The task
Produce an exact transcription of the listing below, omitting the pictures.

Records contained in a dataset
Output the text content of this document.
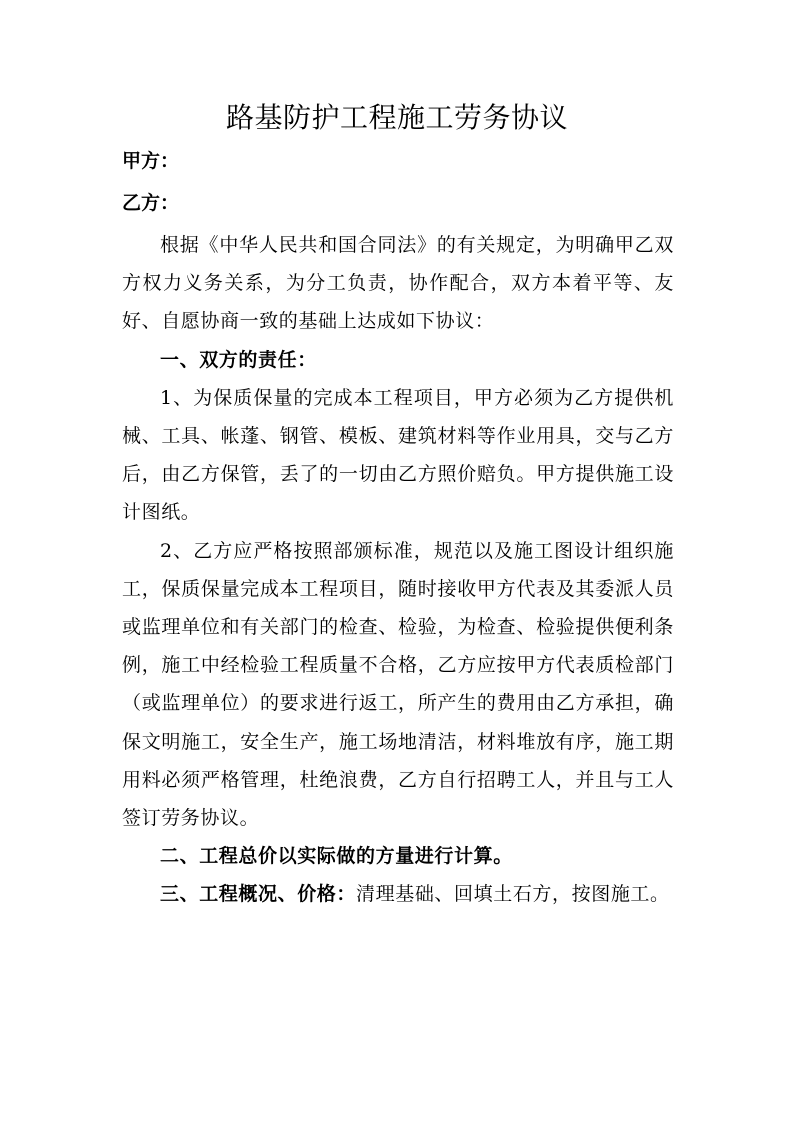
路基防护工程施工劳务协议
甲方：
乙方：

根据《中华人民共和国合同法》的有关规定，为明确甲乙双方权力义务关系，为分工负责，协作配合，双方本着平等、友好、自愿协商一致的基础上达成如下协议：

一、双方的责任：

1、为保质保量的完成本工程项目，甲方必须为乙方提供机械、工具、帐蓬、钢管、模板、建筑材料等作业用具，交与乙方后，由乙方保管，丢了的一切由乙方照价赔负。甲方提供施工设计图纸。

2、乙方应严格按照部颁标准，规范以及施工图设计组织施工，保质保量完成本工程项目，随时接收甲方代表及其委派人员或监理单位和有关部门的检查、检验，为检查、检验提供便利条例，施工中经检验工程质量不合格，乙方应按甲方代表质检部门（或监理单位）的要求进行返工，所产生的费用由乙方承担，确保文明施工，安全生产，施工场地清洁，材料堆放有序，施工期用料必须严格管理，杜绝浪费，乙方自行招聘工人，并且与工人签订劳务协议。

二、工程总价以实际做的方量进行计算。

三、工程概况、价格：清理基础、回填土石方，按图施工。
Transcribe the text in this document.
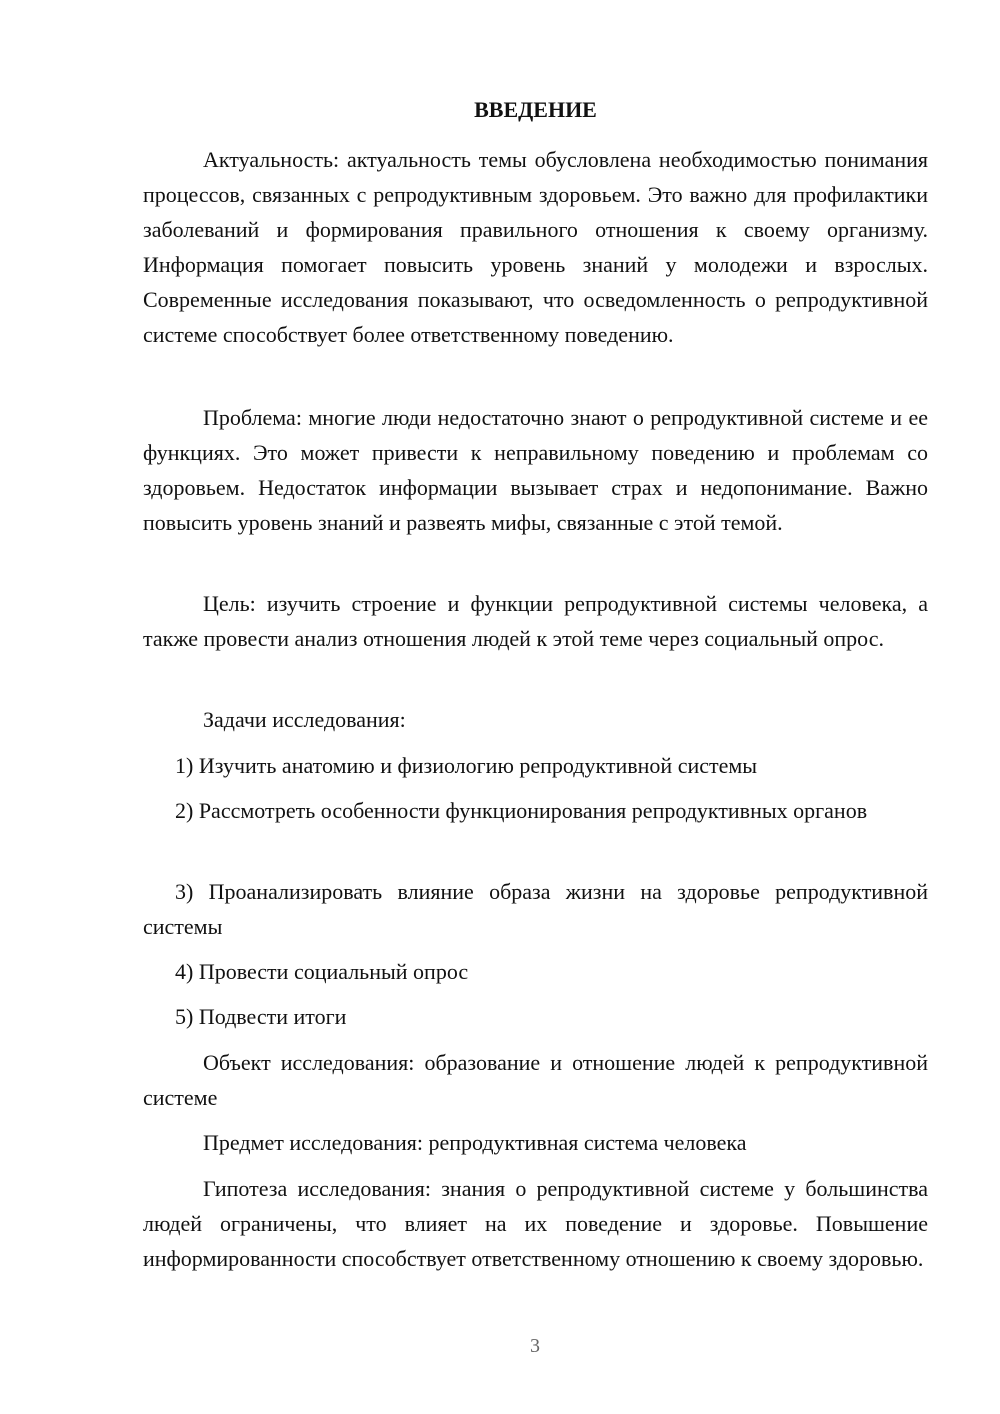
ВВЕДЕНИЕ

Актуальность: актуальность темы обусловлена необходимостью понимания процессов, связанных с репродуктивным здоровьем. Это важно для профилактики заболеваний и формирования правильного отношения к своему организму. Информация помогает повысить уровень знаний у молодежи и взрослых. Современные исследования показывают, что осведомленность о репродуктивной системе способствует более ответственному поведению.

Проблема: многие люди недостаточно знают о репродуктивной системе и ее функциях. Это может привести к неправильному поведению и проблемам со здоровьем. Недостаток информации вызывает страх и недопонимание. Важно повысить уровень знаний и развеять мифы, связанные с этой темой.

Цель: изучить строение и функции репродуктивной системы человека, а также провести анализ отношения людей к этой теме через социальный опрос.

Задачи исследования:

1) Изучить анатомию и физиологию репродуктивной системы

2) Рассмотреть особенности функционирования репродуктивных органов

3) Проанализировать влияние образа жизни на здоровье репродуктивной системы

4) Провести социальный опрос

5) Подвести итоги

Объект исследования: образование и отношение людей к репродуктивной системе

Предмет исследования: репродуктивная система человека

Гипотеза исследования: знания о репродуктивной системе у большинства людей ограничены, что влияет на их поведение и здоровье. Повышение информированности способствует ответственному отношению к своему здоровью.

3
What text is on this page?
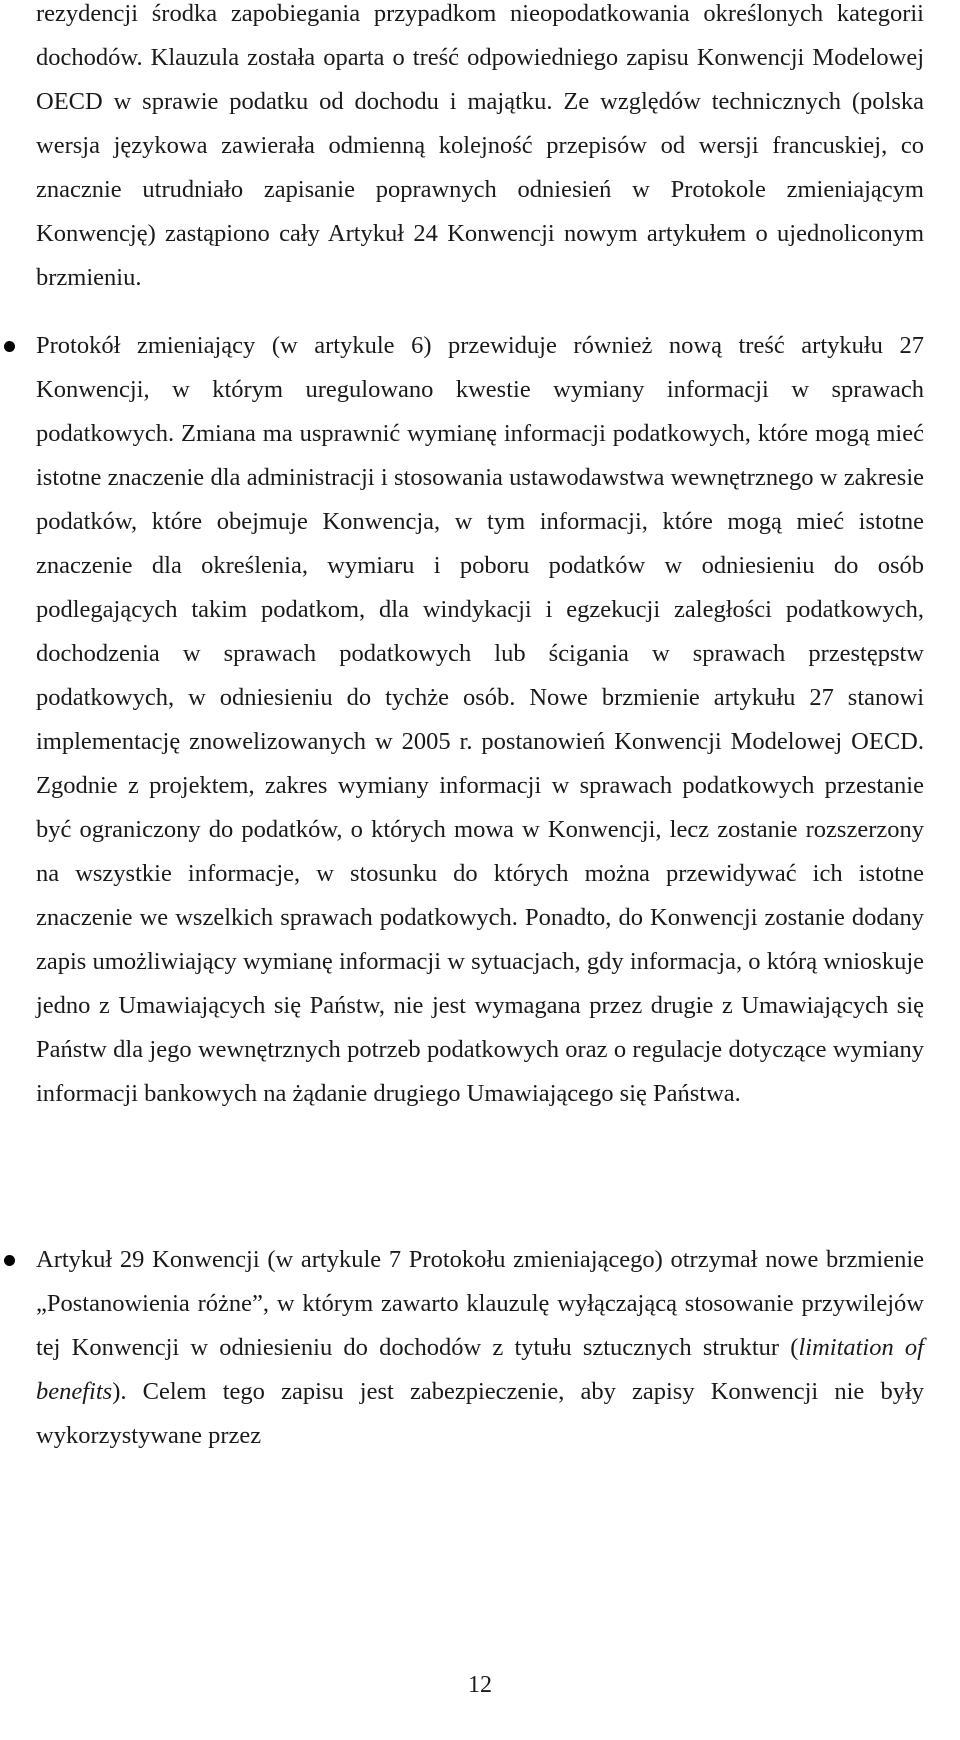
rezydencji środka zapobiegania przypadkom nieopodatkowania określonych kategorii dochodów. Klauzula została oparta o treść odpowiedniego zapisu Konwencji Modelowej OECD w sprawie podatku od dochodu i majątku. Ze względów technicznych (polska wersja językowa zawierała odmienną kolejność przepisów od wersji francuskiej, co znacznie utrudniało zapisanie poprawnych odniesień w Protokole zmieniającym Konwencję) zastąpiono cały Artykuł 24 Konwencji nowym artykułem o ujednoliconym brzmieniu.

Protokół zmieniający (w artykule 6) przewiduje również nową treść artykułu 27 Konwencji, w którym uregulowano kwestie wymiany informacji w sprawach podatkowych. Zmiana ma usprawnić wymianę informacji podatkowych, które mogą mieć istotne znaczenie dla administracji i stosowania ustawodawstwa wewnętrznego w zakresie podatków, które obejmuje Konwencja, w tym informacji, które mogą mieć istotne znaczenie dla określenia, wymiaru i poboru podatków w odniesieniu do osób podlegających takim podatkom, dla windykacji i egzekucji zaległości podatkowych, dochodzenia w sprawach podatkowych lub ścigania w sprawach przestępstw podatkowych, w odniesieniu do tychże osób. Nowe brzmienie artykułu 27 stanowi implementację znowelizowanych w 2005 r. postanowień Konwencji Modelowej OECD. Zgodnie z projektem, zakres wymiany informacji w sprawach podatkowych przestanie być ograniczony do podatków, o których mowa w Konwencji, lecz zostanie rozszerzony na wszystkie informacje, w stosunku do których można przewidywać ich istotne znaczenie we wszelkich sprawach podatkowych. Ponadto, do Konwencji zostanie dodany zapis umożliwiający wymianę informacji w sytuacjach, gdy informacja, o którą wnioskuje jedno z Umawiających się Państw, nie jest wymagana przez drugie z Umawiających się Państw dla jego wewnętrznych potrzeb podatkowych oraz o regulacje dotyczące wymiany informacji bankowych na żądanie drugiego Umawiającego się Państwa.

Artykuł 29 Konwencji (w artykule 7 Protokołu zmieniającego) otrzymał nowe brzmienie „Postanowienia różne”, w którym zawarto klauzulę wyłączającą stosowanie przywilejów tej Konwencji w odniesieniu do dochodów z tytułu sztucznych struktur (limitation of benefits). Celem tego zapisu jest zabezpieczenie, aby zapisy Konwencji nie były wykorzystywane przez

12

Task response
Output the text content of this document.
路基防护工程施工劳务协议
甲方：
乙方：

根据《中华人民共和国合同法》的有关规定，为明确甲乙双方权力义务关系，为分工负责，协作配合，双方本着平等、友好、自愿协商一致的基础上达成如下协议：

一、双方的责任：

1、为保质保量的完成本工程项目，甲方必须为乙方提供机械、工具、帐蓬、钢管、模板、建筑材料等作业用具，交与乙方后，由乙方保管，丢了的一切由乙方照价赔负。甲方提供施工设计图纸。

2、乙方应严格按照部颁标准，规范以及施工图设计组织施工，保质保量完成本工程项目，随时接收甲方代表及其委派人员或监理单位和有关部门的检查、检验，为检查、检验提供便利条例，施工中经检验工程质量不合格，乙方应按甲方代表质检部门（或监理单位）的要求进行返工，所产生的费用由乙方承担，确保文明施工，安全生产，施工场地清洁，材料堆放有序，施工期用料必须严格管理，杜绝浪费，乙方自行招聘工人，并且与工人签订劳务协议。

二、工程总价以实际做的方量进行计算。

三、工程概况、价格：清理基础、回填土石方，按图施工。
Transcribe the text in this document.
ВВЕДЕНИЕ

Актуальность: актуальность темы обусловлена необходимостью понимания процессов, связанных с репродуктивным здоровьем. Это важно для профилактики заболеваний и формирования правильного отношения к своему организму. Информация помогает повысить уровень знаний у молодежи и взрослых. Современные исследования показывают, что осведомленность о репродуктивной системе способствует более ответственному поведению.

Проблема: многие люди недостаточно знают о репродуктивной системе и ее функциях. Это может привести к неправильному поведению и проблемам со здоровьем. Недостаток информации вызывает страх и недопонимание. Важно повысить уровень знаний и развеять мифы, связанные с этой темой.

Цель: изучить строение и функции репродуктивной системы человека, а также провести анализ отношения людей к этой теме через социальный опрос.

Задачи исследования:

1) Изучить анатомию и физиологию репродуктивной системы

2) Рассмотреть особенности функционирования репродуктивных органов

3) Проанализировать влияние образа жизни на здоровье репродуктивной системы

4) Провести социальный опрос

5) Подвести итоги

Объект исследования: образование и отношение людей к репродуктивной системе

Предмет исследования: репродуктивная система человека

Гипотеза исследования: знания о репродуктивной системе у большинства людей ограничены, что влияет на их поведение и здоровье. Повышение информированности способствует ответственному отношению к своему здоровью.

3
What text is on this page?
rezydencji środka zapobiegania przypadkom nieopodatkowania określonych kategorii dochodów. Klauzula została oparta o treść odpowiedniego zapisu Konwencji Modelowej OECD w sprawie podatku od dochodu i majątku. Ze względów technicznych (polska wersja językowa zawierała odmienną kolejność przepisów od wersji francuskiej, co znacznie utrudniało zapisanie poprawnych odniesień w Protokole zmieniającym Konwencję) zastąpiono cały Artykuł 24 Konwencji nowym artykułem o ujednoliconym brzmieniu.

Protokół zmieniający (w artykule 6) przewiduje również nową treść artykułu 27 Konwencji, w którym uregulowano kwestie wymiany informacji w sprawach podatkowych. Zmiana ma usprawnić wymianę informacji podatkowych, które mogą mieć istotne znaczenie dla administracji i stosowania ustawodawstwa wewnętrznego w zakresie podatków, które obejmuje Konwencja, w tym informacji, które mogą mieć istotne znaczenie dla określenia, wymiaru i poboru podatków w odniesieniu do osób podlegających takim podatkom, dla windykacji i egzekucji zaległości podatkowych, dochodzenia w sprawach podatkowych lub ścigania w sprawach przestępstw podatkowych, w odniesieniu do tychże osób. Nowe brzmienie artykułu 27 stanowi implementację znowelizowanych w 2005 r. postanowień Konwencji Modelowej OECD. Zgodnie z projektem, zakres wymiany informacji w sprawach podatkowych przestanie być ograniczony do podatków, o których mowa w Konwencji, lecz zostanie rozszerzony na wszystkie informacje, w stosunku do których można przewidywać ich istotne znaczenie we wszelkich sprawach podatkowych. Ponadto, do Konwencji zostanie dodany zapis umożliwiający wymianę informacji w sytuacjach, gdy informacja, o którą wnioskuje jedno z Umawiających się Państw, nie jest wymagana przez drugie z Umawiających się Państw dla jego wewnętrznych potrzeb podatkowych oraz o regulacje dotyczące wymiany informacji bankowych na żądanie drugiego Umawiającego się Państwa.

Artykuł 29 Konwencji (w artykule 7 Protokołu zmieniającego) otrzymał nowe brzmienie „Postanowienia różne”, w którym zawarto klauzulę wyłączającą stosowanie przywilejów tej Konwencji w odniesieniu do dochodów z tytułu sztucznych struktur (limitation of benefits). Celem tego zapisu jest zabezpieczenie, aby zapisy Konwencji nie były wykorzystywane przez

12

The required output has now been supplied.